── Data to process

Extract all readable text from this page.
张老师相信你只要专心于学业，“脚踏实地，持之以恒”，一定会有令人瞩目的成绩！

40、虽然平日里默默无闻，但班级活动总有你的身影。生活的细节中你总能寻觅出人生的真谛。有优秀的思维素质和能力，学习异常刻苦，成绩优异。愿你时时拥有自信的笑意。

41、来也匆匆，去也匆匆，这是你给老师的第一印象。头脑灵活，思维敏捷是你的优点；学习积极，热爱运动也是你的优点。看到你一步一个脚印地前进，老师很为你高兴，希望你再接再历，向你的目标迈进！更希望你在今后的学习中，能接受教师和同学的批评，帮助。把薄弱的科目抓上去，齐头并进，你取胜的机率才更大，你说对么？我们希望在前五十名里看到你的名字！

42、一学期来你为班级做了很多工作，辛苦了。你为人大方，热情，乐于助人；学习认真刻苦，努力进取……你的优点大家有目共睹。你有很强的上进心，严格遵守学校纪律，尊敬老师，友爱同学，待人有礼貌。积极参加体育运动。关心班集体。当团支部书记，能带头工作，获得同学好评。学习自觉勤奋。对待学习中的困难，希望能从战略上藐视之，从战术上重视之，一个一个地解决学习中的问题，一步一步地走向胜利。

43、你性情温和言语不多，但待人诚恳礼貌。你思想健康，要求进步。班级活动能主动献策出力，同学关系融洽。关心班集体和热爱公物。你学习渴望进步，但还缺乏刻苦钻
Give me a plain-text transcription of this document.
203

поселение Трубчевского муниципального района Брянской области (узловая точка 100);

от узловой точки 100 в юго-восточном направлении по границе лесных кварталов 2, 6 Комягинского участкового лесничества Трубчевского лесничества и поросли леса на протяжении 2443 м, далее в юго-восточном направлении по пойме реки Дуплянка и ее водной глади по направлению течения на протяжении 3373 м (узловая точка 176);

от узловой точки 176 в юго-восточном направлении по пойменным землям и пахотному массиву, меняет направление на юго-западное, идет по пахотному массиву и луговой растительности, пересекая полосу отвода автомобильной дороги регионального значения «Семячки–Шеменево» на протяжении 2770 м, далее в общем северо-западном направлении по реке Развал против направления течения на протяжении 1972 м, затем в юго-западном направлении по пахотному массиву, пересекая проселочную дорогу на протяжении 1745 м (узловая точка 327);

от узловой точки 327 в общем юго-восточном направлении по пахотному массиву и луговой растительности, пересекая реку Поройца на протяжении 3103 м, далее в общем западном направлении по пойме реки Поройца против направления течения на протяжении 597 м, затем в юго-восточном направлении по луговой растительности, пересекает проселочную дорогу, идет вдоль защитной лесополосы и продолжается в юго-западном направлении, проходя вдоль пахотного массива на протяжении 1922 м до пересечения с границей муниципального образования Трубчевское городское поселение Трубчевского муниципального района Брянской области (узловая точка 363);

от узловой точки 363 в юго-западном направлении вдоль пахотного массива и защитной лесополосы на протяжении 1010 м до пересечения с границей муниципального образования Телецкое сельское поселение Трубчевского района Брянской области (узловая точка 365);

────

#### Problem to solve
Please set down the whole listing above without altering a single line.

#### Solution
Extract all readable text from this page.
张老师相信你只要专心于学业，“脚踏实地，持之以恒”，一定会有令人瞩目的成绩！

40、虽然平日里默默无闻，但班级活动总有你的身影。生活的细节中你总能寻觅出人生的真谛。有优秀的思维素质和能力，学习异常刻苦，成绩优异。愿你时时拥有自信的笑意。

41、来也匆匆，去也匆匆，这是你给老师的第一印象。头脑灵活，思维敏捷是你的优点；学习积极，热爱运动也是你的优点。看到你一步一个脚印地前进，老师很为你高兴，希望你再接再历，向你的目标迈进！更希望你在今后的学习中，能接受教师和同学的批评，帮助。把薄弱的科目抓上去，齐头并进，你取胜的机率才更大，你说对么？我们希望在前五十名里看到你的名字！

42、一学期来你为班级做了很多工作，辛苦了。你为人大方，热情，乐于助人；学习认真刻苦，努力进取……你的优点大家有目共睹。你有很强的上进心，严格遵守学校纪律，尊敬老师，友爱同学，待人有礼貌。积极参加体育运动。关心班集体。当团支部书记，能带头工作，获得同学好评。学习自觉勤奋。对待学习中的困难，希望能从战略上藐视之，从战术上重视之，一个一个地解决学习中的问题，一步一步地走向胜利。

43、你性情温和言语不多，但待人诚恳礼貌。你思想健康，要求进步。班级活动能主动献策出力，同学关系融洽。关心班集体和热爱公物。你学习渴望进步，但还缺乏刻苦钻
Give me a plain-text transcription of this document.
203

поселение Трубчевского муниципального района Брянской области (узловая точка 100);

от узловой точки 100 в юго-восточном направлении по границе лесных кварталов 2, 6 Комягинского участкового лесничества Трубчевского лесничества и поросли леса на протяжении 2443 м, далее в юго-восточном направлении по пойме реки Дуплянка и ее водной глади по направлению течения на протяжении 3373 м (узловая точка 176);

от узловой точки 176 в юго-восточном направлении по пойменным землям и пахотному массиву, меняет направление на юго-западное, идет по пахотному массиву и луговой растительности, пересекая полосу отвода автомобильной дороги регионального значения «Семячки–Шеменево» на протяжении 2770 м, далее в общем северо-западном направлении по реке Развал против направления течения на протяжении 1972 м, затем в юго-западном направлении по пахотному массиву, пересекая проселочную дорогу на протяжении 1745 м (узловая точка 327);

от узловой точки 327 в общем юго-восточном направлении по пахотному массиву и луговой растительности, пересекая реку Поройца на протяжении 3103 м, далее в общем западном направлении по пойме реки Поройца против направления течения на протяжении 597 м, затем в юго-восточном направлении по луговой растительности, пересекает проселочную дорогу, идет вдоль защитной лесополосы и продолжается в юго-западном направлении, проходя вдоль пахотного массива на протяжении 1922 м до пересечения с границей муниципального образования Трубчевское городское поселение Трубчевского муниципального района Брянской области (узловая точка 363);

от узловой точки 363 в юго-западном направлении вдоль пахотного массива и защитной лесополосы на протяжении 1010 м до пересечения с границей муниципального образования Телецкое сельское поселение Трубчевского района Брянской области (узловая точка 365);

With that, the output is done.